_What this task involves_.
Repeat every record below exactly, omitting any pictures.

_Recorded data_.
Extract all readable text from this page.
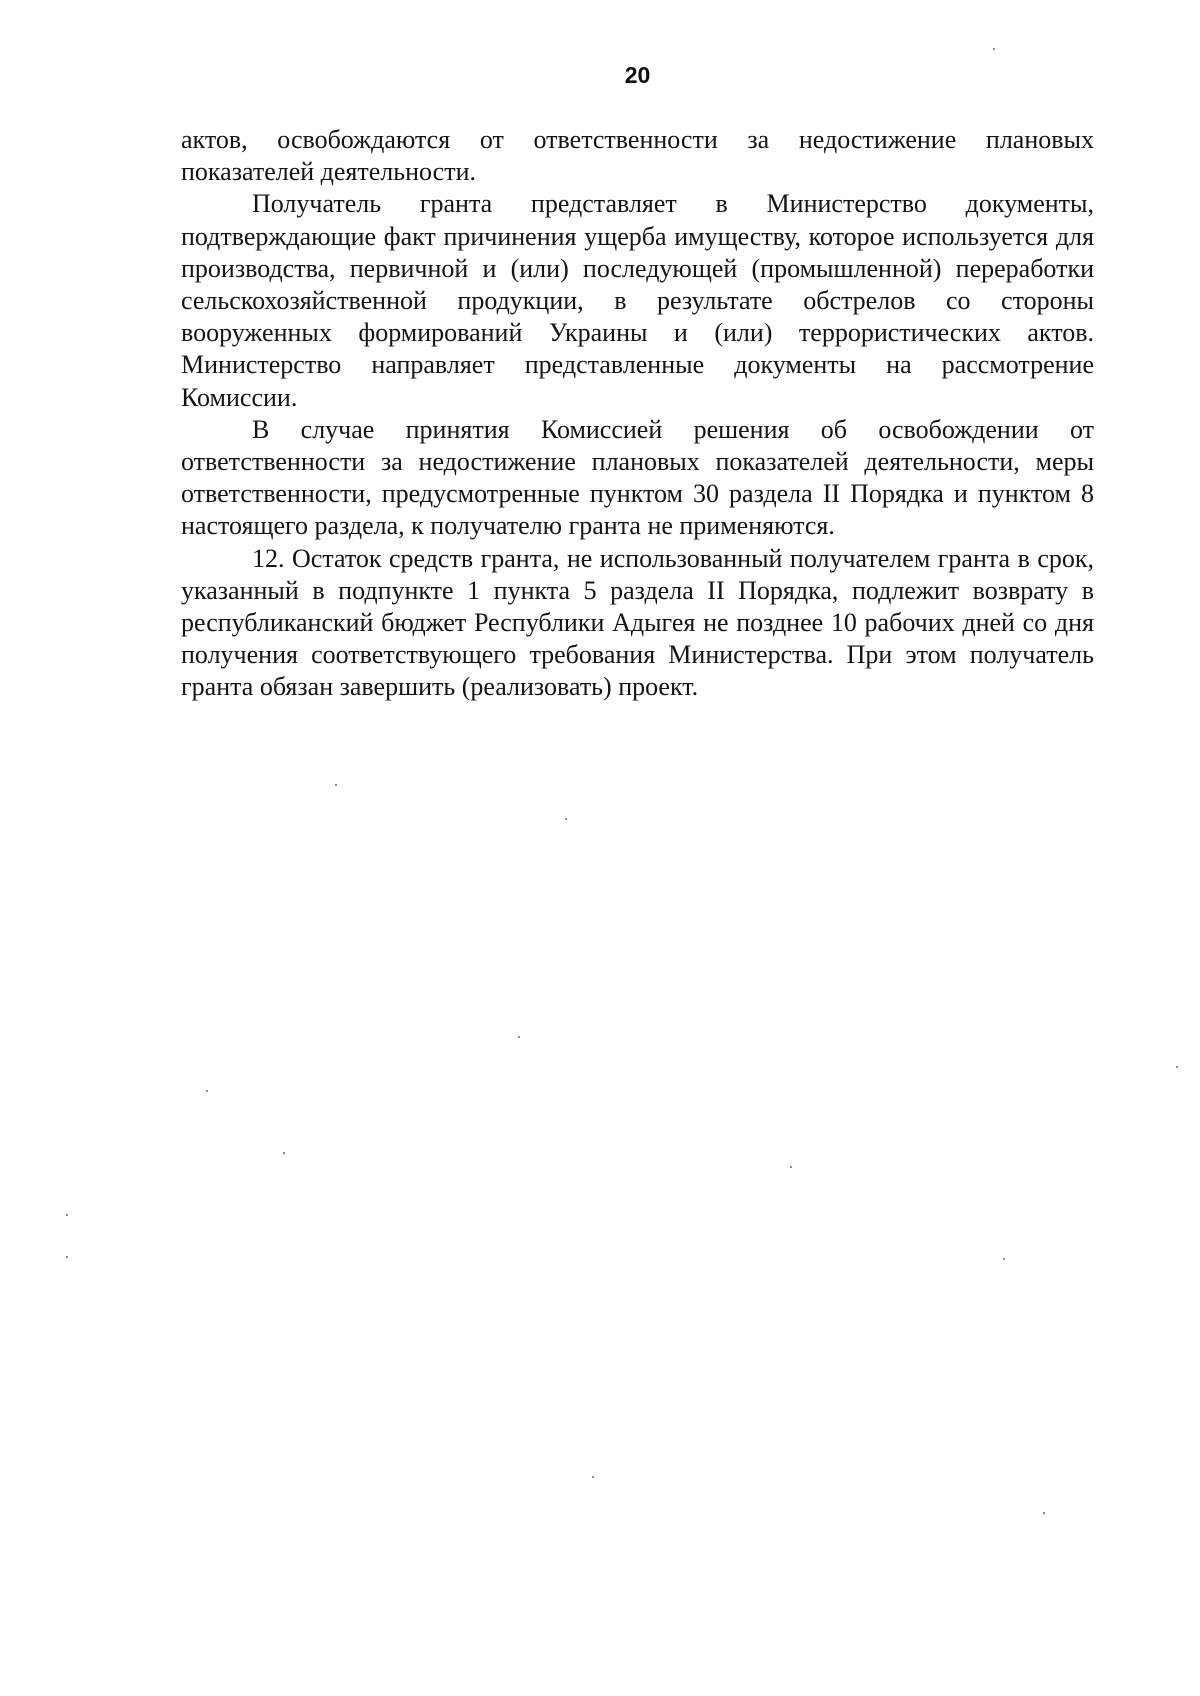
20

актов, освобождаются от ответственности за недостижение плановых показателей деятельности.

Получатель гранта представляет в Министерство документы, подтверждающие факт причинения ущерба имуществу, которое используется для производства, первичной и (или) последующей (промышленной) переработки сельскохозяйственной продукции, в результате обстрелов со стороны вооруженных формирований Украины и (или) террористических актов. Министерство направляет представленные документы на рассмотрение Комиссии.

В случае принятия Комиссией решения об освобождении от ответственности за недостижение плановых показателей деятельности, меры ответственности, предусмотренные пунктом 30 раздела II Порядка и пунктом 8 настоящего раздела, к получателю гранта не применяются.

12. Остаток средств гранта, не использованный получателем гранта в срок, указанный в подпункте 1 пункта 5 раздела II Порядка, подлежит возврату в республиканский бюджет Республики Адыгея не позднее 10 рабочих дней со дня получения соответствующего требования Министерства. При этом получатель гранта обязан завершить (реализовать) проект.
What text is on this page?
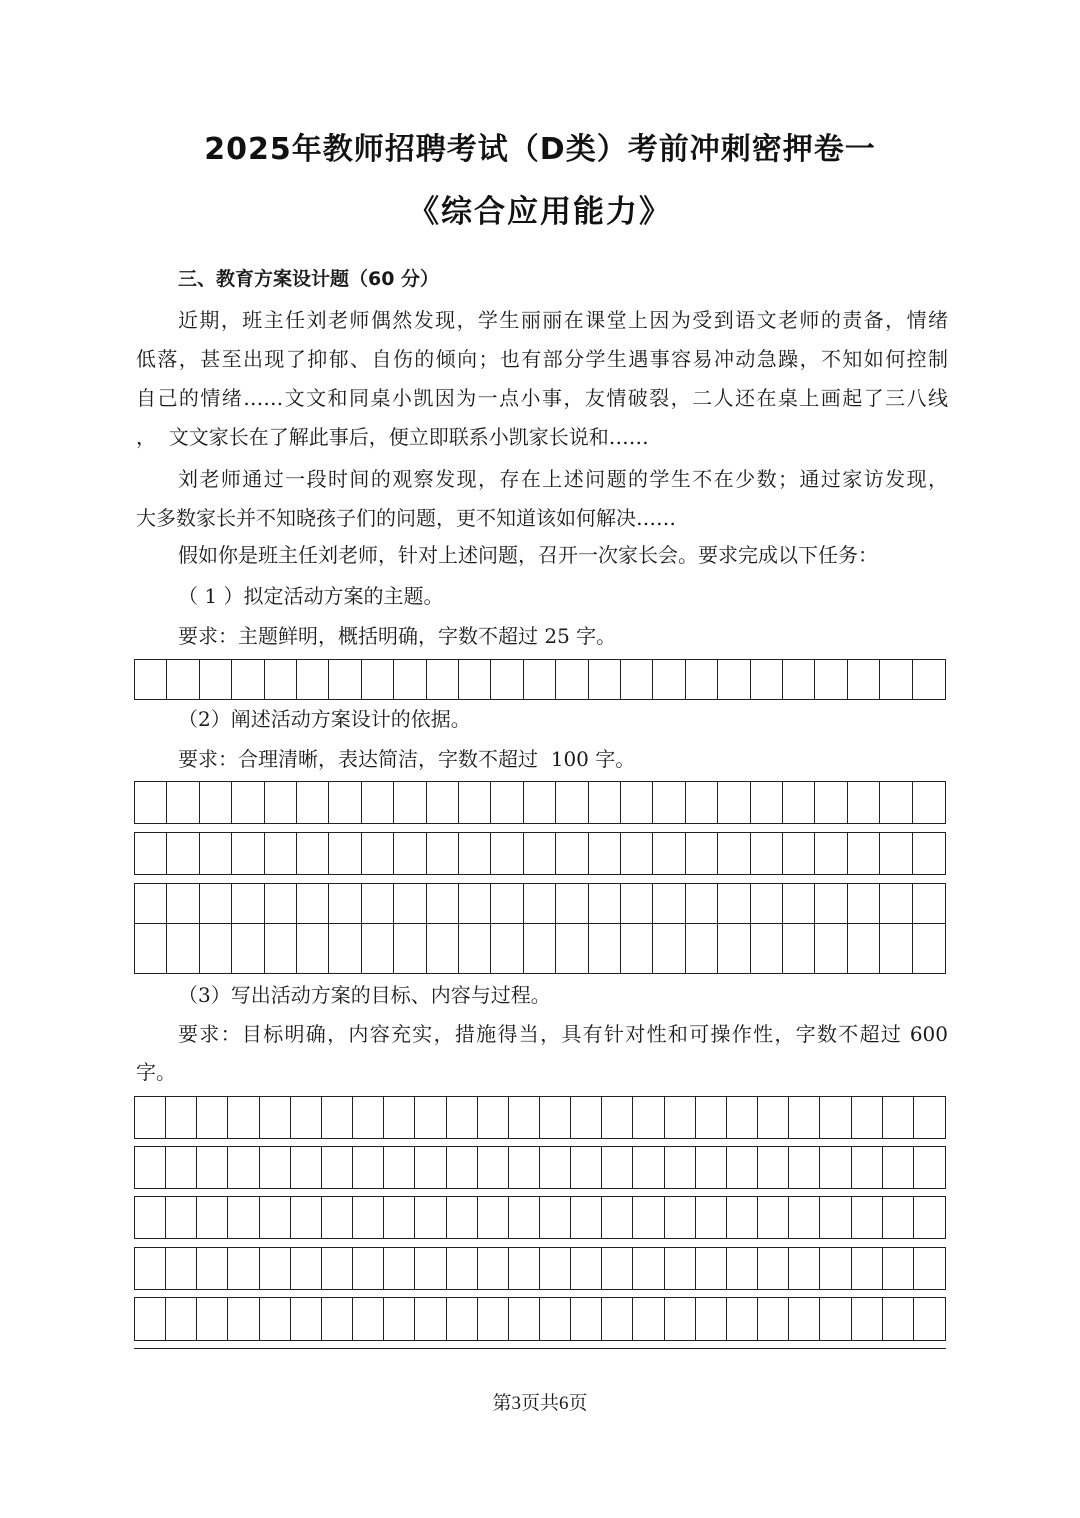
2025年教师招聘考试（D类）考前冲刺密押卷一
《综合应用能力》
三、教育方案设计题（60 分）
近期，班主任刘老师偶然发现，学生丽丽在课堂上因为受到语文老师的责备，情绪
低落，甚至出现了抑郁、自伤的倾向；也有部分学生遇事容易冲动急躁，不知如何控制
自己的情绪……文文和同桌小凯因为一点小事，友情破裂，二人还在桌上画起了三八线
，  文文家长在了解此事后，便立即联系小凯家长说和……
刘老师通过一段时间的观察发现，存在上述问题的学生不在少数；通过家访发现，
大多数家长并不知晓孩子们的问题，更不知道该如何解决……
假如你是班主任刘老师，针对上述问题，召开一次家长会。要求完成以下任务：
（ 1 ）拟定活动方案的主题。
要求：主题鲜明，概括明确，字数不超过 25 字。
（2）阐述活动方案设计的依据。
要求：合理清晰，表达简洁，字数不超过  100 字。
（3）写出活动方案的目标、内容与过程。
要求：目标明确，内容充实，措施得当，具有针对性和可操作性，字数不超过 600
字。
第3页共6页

_Result of the task_.
Extract all readable text from this page.
20

актов, освобождаются от ответственности за недостижение плановых показателей деятельности.

Получатель гранта представляет в Министерство документы, подтверждающие факт причинения ущерба имуществу, которое используется для производства, первичной и (или) последующей (промышленной) переработки сельскохозяйственной продукции, в результате обстрелов со стороны вооруженных формирований Украины и (или) террористических актов. Министерство направляет представленные документы на рассмотрение Комиссии.

В случае принятия Комиссией решения об освобождении от ответственности за недостижение плановых показателей деятельности, меры ответственности, предусмотренные пунктом 30 раздела II Порядка и пунктом 8 настоящего раздела, к получателю гранта не применяются.

12. Остаток средств гранта, не использованный получателем гранта в срок, указанный в подпункте 1 пункта 5 раздела II Порядка, подлежит возврату в республиканский бюджет Республики Адыгея не позднее 10 рабочих дней со дня получения соответствующего требования Министерства. При этом получатель гранта обязан завершить (реализовать) проект.
What text is on this page?
2025年教师招聘考试（D类）考前冲刺密押卷一
《综合应用能力》
三、教育方案设计题（60 分）
近期，班主任刘老师偶然发现，学生丽丽在课堂上因为受到语文老师的责备，情绪
低落，甚至出现了抑郁、自伤的倾向；也有部分学生遇事容易冲动急躁，不知如何控制
自己的情绪……文文和同桌小凯因为一点小事，友情破裂，二人还在桌上画起了三八线
，  文文家长在了解此事后，便立即联系小凯家长说和……
刘老师通过一段时间的观察发现，存在上述问题的学生不在少数；通过家访发现，
大多数家长并不知晓孩子们的问题，更不知道该如何解决……
假如你是班主任刘老师，针对上述问题，召开一次家长会。要求完成以下任务：
（ 1 ）拟定活动方案的主题。
要求：主题鲜明，概括明确，字数不超过 25 字。
（2）阐述活动方案设计的依据。
要求：合理清晰，表达简洁，字数不超过  100 字。
（3）写出活动方案的目标、内容与过程。
要求：目标明确，内容充实，措施得当，具有针对性和可操作性，字数不超过 600
字。
第3页共6页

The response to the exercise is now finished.